■ TO DO: Gather up the lines with the word "true" in them.

■ Figure dataset records:
__________________________________________________
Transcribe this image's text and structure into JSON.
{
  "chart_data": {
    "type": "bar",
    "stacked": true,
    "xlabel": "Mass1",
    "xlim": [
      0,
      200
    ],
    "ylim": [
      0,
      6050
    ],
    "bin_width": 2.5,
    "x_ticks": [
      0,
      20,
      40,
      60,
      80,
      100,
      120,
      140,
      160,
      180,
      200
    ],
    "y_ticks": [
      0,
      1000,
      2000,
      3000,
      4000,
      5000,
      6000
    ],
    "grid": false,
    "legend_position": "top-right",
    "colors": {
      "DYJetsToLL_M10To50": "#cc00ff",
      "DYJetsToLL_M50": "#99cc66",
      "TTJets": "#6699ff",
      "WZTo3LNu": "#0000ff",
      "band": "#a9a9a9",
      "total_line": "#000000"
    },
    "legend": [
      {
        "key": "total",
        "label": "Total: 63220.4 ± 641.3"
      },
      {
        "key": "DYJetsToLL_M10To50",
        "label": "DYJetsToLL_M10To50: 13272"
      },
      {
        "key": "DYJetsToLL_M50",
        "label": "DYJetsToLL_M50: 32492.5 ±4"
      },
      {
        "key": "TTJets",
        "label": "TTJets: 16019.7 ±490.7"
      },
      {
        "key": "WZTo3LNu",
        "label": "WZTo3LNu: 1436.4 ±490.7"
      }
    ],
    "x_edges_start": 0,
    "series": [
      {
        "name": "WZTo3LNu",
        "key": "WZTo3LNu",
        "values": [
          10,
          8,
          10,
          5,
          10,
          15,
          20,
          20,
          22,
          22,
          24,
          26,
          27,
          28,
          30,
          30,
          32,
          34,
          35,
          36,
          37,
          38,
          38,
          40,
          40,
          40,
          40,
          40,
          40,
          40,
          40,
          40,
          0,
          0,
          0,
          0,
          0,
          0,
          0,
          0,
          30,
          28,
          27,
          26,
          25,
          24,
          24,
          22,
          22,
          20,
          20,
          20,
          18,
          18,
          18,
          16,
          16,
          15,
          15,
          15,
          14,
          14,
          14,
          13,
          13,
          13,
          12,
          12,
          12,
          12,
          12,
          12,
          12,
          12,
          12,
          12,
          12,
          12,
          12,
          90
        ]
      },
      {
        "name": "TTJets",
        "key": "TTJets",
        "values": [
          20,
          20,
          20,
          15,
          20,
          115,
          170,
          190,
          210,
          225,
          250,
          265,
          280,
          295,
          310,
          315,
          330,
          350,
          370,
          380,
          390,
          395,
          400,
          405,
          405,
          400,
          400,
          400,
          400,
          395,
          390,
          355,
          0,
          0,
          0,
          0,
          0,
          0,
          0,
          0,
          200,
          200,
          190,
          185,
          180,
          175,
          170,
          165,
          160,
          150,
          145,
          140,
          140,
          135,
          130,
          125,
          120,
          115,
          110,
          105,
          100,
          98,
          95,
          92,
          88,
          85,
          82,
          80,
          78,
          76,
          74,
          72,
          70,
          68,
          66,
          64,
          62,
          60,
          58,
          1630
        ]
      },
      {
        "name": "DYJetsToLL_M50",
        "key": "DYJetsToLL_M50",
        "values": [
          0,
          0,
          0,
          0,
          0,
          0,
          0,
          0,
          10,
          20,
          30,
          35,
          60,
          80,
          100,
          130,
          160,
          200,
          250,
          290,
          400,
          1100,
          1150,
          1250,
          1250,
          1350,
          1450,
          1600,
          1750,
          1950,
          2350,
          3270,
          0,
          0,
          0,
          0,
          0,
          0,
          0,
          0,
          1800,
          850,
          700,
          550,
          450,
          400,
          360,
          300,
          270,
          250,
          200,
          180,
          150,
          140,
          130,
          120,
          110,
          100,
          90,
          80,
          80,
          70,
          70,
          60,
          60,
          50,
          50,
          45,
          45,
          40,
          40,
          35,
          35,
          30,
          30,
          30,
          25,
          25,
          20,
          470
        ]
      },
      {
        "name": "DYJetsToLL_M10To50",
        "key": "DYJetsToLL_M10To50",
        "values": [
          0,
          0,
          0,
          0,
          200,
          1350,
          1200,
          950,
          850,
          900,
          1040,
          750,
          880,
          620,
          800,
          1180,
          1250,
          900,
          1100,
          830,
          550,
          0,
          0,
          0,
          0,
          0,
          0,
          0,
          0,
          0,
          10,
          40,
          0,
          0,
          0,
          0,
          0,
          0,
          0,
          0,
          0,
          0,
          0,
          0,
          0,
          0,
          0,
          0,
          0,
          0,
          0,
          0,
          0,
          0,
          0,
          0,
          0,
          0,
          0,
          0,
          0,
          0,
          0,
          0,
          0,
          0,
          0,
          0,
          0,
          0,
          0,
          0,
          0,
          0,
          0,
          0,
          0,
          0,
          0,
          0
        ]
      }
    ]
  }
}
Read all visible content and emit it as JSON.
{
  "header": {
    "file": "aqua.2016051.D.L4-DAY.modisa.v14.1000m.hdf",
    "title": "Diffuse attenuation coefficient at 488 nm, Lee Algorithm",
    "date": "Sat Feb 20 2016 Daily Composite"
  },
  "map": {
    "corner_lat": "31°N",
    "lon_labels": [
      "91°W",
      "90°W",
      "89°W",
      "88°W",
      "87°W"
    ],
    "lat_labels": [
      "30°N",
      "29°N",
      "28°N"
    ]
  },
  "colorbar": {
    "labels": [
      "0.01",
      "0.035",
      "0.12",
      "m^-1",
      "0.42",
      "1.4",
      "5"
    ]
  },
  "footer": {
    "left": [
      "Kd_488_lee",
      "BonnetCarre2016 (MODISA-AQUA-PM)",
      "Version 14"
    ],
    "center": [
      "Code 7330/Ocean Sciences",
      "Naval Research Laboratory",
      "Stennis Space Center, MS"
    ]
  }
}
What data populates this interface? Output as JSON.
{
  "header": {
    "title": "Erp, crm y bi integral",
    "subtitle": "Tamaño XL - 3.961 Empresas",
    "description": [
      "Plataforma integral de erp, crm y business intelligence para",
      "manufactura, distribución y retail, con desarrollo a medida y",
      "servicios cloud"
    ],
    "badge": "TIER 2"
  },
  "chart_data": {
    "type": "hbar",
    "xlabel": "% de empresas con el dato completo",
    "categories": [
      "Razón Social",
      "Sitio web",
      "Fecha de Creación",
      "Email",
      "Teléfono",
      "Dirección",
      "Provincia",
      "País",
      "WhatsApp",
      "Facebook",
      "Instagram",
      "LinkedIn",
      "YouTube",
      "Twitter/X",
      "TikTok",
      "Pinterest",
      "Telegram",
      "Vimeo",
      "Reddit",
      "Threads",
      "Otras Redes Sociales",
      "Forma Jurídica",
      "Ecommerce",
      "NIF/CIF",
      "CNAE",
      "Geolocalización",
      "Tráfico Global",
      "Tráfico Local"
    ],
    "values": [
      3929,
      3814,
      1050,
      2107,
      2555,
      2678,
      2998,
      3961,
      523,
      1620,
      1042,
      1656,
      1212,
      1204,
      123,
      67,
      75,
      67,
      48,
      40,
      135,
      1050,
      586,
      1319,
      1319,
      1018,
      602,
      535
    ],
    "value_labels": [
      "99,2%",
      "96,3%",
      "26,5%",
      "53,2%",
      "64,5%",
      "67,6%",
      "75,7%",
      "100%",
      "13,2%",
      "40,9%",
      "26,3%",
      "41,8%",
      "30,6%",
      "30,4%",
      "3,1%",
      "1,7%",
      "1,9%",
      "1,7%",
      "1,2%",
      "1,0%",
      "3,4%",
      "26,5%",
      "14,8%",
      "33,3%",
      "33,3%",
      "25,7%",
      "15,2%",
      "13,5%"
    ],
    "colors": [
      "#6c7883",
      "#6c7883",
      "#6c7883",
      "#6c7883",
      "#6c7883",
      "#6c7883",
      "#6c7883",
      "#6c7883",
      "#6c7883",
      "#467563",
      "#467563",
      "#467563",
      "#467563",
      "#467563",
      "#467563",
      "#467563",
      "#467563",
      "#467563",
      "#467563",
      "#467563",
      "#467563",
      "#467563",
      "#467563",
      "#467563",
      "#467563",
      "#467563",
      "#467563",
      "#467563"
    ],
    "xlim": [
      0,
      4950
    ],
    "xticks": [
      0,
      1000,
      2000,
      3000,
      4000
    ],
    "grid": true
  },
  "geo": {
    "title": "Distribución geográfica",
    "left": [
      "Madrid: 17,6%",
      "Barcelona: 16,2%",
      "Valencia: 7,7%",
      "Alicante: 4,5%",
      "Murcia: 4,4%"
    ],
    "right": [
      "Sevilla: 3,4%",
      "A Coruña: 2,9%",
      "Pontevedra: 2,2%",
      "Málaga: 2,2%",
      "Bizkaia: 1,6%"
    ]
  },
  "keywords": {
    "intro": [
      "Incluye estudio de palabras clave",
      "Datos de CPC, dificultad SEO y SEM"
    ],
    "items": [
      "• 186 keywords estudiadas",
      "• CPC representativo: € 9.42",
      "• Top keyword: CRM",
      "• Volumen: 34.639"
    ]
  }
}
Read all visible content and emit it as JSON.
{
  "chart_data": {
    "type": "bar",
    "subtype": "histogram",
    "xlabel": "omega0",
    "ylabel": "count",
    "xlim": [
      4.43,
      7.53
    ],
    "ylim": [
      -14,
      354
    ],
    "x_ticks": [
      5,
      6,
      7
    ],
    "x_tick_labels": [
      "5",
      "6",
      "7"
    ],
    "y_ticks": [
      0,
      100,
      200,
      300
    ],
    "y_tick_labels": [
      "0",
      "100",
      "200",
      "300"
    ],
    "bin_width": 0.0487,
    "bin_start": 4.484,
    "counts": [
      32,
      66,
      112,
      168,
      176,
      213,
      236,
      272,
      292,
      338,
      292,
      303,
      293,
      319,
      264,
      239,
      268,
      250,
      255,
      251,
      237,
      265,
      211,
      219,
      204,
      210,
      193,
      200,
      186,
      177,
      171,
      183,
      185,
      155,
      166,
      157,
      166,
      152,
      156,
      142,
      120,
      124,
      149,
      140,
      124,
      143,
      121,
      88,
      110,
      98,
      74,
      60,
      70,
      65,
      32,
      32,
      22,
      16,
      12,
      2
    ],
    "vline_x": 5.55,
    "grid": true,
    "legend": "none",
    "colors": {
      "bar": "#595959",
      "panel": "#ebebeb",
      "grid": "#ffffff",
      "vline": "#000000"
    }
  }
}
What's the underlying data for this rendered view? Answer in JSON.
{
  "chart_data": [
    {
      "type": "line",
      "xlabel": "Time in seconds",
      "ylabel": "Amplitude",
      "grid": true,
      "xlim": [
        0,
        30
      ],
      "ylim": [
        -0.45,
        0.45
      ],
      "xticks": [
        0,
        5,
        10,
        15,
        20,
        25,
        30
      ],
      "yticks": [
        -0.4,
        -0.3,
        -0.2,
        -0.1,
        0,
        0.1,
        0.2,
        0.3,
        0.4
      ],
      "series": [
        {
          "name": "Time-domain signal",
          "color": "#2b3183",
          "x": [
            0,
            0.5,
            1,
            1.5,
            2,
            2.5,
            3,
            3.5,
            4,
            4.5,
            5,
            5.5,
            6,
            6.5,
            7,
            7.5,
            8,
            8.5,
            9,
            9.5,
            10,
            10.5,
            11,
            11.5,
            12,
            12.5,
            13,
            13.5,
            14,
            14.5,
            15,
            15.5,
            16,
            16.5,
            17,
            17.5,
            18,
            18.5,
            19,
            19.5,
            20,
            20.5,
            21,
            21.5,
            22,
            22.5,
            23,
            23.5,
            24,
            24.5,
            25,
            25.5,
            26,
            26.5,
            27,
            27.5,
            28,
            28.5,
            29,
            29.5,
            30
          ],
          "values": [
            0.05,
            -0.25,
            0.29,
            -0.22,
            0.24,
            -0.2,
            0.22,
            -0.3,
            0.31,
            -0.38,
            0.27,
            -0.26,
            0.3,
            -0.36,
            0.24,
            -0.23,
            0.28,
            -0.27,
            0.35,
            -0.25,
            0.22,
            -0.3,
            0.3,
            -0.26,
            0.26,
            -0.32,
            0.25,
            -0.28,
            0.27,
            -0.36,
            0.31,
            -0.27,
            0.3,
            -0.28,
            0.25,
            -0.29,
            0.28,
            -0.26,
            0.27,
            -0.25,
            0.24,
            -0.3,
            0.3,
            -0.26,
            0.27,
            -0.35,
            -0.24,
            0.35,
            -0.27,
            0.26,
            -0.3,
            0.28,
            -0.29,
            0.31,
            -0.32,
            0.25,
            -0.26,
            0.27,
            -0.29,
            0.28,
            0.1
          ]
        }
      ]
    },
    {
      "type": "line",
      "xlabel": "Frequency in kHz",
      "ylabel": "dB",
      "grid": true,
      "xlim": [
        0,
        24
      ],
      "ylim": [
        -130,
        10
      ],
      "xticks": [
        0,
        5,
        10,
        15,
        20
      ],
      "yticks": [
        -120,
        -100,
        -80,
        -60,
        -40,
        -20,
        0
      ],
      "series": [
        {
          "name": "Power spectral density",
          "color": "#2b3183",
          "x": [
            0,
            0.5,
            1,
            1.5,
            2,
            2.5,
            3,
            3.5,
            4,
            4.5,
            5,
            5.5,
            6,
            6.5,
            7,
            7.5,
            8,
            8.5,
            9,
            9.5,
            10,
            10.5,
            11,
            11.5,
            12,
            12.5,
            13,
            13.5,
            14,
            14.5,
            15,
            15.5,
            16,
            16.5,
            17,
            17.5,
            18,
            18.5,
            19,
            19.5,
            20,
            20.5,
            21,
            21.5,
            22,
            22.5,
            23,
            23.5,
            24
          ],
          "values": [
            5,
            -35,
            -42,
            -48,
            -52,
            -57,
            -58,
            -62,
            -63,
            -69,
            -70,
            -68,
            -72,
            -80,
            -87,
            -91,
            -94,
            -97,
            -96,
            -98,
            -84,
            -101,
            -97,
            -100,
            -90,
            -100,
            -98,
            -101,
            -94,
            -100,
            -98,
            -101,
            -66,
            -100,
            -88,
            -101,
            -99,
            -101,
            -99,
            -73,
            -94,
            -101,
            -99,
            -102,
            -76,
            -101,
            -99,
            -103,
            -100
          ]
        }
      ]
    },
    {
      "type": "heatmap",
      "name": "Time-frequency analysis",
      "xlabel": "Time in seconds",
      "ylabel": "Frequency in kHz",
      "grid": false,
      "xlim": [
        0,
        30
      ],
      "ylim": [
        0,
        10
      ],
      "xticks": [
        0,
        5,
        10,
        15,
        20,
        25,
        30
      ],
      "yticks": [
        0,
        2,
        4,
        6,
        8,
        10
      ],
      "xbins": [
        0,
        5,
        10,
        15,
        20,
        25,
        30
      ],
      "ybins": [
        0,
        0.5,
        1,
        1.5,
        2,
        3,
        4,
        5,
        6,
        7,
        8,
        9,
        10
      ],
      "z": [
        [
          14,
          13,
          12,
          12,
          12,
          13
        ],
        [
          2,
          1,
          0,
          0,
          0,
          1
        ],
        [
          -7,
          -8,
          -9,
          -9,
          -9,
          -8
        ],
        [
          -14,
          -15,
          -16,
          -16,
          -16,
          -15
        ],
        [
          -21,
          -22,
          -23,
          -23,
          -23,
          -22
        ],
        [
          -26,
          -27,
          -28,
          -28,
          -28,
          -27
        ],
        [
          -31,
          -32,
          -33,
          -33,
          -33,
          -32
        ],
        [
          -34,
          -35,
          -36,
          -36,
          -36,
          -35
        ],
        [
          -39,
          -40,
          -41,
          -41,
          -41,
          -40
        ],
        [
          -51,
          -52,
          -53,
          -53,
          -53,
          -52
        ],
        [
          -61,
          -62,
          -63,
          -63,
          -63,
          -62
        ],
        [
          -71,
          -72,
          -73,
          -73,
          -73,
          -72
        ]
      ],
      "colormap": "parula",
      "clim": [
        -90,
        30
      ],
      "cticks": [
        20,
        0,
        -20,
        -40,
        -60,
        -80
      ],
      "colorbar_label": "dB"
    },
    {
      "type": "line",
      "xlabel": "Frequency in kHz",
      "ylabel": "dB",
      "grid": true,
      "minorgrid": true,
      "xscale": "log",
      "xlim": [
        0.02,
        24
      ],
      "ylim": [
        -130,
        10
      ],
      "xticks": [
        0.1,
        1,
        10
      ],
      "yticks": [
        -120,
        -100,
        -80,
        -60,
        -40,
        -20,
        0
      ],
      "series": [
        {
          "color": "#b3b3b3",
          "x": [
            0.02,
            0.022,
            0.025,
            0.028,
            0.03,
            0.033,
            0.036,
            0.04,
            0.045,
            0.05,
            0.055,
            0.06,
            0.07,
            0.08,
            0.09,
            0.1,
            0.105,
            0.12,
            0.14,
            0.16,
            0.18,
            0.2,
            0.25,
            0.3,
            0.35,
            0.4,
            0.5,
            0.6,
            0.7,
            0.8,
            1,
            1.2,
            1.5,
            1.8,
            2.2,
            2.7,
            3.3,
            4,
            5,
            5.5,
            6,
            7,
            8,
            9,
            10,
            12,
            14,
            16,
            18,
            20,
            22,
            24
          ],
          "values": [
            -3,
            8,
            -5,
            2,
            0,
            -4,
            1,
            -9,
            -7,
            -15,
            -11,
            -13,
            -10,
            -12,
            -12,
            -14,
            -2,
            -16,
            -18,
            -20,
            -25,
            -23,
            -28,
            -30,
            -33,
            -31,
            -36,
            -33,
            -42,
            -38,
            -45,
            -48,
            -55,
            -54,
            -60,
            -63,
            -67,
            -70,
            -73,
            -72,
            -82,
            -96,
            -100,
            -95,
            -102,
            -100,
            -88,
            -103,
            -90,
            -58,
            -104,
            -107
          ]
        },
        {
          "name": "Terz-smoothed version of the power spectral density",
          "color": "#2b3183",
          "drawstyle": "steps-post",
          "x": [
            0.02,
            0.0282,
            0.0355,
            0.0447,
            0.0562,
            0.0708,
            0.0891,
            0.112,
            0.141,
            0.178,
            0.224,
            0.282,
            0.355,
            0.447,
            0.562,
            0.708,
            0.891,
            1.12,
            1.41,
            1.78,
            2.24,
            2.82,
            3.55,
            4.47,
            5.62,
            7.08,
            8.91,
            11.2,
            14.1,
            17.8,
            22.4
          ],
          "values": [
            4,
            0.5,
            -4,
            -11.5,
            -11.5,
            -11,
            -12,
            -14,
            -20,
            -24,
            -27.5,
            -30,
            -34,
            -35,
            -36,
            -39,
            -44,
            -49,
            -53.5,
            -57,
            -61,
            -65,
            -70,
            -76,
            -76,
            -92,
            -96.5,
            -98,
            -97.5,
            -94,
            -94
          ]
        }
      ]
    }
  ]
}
__________________________________________________
■ SOLUTION TO THE PROBLEM:
    "stacked": true,
    "grid": true
    "grid": true,
      "grid": true,
      "grid": true,
      "grid": true,
      "minorgrid": true,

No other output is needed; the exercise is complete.